**Instruction:**
Your task is to copy every line of the records below that contains "Jean".

[Data excerpts]
__________
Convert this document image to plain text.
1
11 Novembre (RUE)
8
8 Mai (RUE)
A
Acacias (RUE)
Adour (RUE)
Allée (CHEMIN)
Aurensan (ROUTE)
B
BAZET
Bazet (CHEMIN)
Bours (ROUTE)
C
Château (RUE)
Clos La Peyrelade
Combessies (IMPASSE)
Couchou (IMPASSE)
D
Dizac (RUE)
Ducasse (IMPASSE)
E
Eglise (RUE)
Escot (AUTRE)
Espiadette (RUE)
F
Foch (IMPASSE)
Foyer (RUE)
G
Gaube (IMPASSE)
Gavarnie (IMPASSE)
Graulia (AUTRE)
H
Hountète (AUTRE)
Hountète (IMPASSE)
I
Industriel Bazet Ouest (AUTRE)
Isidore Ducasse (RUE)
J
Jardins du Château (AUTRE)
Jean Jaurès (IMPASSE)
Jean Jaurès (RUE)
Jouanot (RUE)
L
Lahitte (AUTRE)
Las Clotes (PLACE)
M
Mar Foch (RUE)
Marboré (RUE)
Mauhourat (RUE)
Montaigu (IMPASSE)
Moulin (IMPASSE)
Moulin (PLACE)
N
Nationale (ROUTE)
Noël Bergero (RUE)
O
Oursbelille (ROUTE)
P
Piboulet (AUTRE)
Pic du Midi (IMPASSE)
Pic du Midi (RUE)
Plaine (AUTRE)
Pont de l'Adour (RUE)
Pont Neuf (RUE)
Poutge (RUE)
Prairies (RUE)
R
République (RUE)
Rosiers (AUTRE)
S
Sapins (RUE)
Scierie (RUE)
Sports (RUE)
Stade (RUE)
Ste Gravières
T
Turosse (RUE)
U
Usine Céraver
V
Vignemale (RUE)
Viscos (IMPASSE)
__________
**Task response:**
Jean Jaurès (IMPASSE)
Jean Jaurès (RUE)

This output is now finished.